━━━ Text shown

You are viewing a plain text version of this content. The canonical link for it is here.
Posted to users@pdfbox.apache.org by Arjohn Kampman <ar...@aduna-software.com> on 2010/02/23 12:20:27 UTC

pdfbox 1.0.0 regression

Hi all,

I seem to be running into a regression with pdfbox 1.0.0. I have a PDF 
file that parses fine with 0.8.0, but triggers an exception with 1.0.0.
The stack trace looks like this:

java.lang.ArrayIndexOutOfBoundsException: 3
	at org.apache.fontbox.cff.CFFParser$IndexData.getBytes(CFFParser.java:585)
	at org.apache.fontbox.cff.CFFParser.parseFont(CFFParser.java:329)
	at org.apache.fontbox.cff.CFFParser.parse(CFFParser.java:65)
	at 
org.apache.pdfbox.pdmodel.font.PDType1CFont.ensureLoaded(PDType1CFont.java:290)
	at 
org.apache.pdfbox.pdmodel.font.PDType1CFont.getFontWidth(PDType1CFont.java:138)
	at 
org.apache.pdfbox.util.PDFStreamEngine.processEncodedText(PDFStreamEngine.java:323)

━━━━━━
━━━ Information supplied

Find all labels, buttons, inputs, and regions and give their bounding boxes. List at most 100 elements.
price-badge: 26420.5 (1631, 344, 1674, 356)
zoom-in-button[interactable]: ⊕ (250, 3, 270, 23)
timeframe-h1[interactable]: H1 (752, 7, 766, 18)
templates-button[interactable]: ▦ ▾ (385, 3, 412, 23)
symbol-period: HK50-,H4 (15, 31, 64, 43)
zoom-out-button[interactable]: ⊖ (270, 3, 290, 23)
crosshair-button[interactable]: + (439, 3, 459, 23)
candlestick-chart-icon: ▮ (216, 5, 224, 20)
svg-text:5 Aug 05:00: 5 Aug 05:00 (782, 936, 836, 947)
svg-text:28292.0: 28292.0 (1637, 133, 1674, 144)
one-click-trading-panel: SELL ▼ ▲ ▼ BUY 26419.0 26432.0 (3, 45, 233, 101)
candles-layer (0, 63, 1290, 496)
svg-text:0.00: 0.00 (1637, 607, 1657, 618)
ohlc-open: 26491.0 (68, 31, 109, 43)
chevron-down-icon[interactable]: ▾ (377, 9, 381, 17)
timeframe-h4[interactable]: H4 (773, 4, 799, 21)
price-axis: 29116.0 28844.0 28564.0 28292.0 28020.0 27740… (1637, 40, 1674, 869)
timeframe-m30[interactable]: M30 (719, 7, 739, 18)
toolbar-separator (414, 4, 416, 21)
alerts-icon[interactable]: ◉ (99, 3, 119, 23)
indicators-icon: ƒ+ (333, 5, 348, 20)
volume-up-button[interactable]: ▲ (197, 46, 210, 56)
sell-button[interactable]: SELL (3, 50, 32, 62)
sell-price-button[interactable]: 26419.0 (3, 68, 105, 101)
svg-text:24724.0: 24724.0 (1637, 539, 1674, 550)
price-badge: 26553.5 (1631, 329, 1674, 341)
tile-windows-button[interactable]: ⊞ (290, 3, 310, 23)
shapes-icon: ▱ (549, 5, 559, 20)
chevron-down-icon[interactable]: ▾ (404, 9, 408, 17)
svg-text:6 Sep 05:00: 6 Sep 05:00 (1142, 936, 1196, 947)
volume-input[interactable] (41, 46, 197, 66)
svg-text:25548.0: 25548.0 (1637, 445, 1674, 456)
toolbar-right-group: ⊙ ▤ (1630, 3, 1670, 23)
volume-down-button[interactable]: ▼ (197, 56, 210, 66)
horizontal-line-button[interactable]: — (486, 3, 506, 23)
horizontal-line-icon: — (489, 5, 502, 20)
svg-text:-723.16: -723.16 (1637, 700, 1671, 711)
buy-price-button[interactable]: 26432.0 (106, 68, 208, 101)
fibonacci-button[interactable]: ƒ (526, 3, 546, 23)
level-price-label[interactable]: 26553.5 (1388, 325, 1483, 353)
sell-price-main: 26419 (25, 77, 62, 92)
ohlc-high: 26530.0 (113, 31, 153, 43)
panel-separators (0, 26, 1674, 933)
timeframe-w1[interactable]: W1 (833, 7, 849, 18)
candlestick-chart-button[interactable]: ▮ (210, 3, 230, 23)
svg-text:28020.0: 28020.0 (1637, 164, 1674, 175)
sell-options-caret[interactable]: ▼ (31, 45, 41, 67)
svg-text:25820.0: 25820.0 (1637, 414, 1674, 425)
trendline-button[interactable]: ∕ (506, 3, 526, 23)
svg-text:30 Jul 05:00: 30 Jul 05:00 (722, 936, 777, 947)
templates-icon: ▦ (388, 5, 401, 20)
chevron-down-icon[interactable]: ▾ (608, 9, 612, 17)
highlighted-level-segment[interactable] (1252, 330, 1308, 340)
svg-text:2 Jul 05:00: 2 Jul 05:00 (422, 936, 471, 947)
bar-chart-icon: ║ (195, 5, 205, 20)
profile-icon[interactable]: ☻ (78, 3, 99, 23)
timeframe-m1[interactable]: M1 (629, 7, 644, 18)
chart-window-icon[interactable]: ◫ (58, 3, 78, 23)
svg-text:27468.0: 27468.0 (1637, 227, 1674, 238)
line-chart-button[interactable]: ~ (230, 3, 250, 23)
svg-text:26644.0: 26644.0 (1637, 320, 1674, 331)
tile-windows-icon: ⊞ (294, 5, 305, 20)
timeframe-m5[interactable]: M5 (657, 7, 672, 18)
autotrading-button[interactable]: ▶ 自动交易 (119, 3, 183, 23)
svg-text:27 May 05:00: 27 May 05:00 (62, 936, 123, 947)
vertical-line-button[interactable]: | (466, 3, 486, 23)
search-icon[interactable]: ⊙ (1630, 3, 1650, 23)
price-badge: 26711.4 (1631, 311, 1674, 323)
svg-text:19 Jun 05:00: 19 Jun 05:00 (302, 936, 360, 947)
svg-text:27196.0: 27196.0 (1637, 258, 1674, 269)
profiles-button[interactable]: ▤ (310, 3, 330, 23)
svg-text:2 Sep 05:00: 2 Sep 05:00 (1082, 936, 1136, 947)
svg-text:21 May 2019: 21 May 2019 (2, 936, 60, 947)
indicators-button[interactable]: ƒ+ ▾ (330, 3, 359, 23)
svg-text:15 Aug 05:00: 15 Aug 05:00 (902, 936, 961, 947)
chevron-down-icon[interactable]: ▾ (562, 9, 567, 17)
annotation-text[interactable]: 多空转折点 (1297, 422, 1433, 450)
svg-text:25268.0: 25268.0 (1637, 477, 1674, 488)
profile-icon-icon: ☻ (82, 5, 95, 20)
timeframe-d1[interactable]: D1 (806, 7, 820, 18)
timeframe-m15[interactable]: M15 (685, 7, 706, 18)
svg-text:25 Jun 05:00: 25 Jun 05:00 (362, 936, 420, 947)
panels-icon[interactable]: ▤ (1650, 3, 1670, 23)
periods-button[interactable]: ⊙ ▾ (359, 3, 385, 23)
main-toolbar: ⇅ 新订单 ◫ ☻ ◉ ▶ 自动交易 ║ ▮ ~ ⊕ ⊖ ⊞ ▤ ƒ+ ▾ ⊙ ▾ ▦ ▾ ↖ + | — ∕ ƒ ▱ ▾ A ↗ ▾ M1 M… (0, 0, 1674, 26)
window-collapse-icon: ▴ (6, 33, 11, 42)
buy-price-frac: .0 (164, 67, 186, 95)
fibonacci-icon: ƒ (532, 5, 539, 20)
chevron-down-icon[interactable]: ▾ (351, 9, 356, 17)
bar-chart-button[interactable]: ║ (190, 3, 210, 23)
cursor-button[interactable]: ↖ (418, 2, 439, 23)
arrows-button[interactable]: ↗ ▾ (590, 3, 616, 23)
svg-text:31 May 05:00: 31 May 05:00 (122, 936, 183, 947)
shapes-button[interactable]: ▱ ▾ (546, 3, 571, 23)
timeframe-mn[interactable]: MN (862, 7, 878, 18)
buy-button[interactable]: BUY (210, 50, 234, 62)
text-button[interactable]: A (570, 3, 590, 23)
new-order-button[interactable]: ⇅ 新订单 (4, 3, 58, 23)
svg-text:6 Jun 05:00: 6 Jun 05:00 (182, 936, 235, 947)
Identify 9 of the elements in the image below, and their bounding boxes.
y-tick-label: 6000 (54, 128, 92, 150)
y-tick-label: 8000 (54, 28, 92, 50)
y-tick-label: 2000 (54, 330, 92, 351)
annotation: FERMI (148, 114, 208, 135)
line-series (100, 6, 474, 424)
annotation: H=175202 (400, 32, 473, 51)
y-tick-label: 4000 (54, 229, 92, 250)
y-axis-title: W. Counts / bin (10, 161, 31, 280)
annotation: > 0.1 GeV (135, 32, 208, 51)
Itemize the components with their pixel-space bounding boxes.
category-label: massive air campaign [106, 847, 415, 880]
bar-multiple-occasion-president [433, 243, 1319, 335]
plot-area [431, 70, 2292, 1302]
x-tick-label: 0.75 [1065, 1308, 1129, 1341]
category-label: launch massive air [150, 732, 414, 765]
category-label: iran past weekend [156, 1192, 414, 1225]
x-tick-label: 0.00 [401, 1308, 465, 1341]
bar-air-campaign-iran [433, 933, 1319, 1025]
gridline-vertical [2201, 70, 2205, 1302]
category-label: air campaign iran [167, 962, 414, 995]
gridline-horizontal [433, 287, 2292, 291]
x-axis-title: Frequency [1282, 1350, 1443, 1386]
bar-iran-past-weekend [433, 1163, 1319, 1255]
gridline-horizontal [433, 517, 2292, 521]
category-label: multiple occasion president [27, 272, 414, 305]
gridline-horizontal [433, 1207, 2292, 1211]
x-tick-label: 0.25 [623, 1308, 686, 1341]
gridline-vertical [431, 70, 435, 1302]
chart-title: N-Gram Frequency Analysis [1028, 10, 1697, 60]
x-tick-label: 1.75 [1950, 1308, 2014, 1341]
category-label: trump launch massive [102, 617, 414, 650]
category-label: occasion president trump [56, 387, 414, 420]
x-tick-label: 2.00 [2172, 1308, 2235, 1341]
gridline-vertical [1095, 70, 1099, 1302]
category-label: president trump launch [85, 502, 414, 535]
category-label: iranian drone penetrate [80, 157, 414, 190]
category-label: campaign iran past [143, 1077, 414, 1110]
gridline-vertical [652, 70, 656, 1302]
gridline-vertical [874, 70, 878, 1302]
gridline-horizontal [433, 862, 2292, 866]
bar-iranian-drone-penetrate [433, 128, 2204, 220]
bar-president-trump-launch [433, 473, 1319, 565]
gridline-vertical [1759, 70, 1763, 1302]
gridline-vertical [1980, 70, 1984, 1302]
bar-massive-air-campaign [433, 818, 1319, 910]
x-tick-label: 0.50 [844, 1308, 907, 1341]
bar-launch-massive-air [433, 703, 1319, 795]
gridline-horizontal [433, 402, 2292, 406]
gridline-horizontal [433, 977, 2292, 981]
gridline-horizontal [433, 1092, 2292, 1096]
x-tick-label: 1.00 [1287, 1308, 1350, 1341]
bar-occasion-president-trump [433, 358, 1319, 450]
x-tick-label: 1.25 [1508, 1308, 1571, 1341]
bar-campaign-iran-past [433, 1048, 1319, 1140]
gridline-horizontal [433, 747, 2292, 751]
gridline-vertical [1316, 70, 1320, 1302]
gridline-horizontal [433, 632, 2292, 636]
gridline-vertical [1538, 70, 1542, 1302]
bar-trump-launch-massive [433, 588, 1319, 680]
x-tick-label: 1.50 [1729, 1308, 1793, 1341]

━━━━━━

Pick up the pdfbox 1.0.0 regression post right after its final line and keep writing it. The rows come from a separate source and are not part of the pdfbox post.

	at org.apache.pdfbox.util.operator.ShowText.process(ShowText.java:45)
	at 
org.apache.pdfbox.util.PDFStreamEngine.processOperator(PDFStreamEngine.java:552)
	at 
org.apache.pdfbox.util.PDFStreamEngine.processSubStream(PDFStreamEngine.java:248)
	at 
org.apache.pdfbox.util.PDFStreamEngine.processStream(PDFStreamEngine.java:207)
	at 
org.apache.pdfbox.util.PDFTextStripper.processPage(PDFTextStripper.java:367)
	at 
org.apache.pdfbox.util.PDFTextStripper.processPages(PDFTextStripper.java:291)
	at 
org.apache.pdfbox.util.PDFTextStripper.writeText(PDFTextStripper.java:247)
	at org.apache.pdfbox.util.PDFTextStripper.getText(PDFTextStripper.java:180)

A public file that triggers this exception can be found at:
http://domex.nps.edu/corp/files/govdocs1/000/000163.pdf

Any ideas?

Regards,
Arjohn Kampman

Re: pdfbox 1.0.0 regression

Posted by Arjohn Kampman <ar...@aduna-software.com>.
Villu Ruusmann wrote:
> I haven't had time to investigate PDFBOX-634 yet. Hope to do so over
> the next 2 to 3 days.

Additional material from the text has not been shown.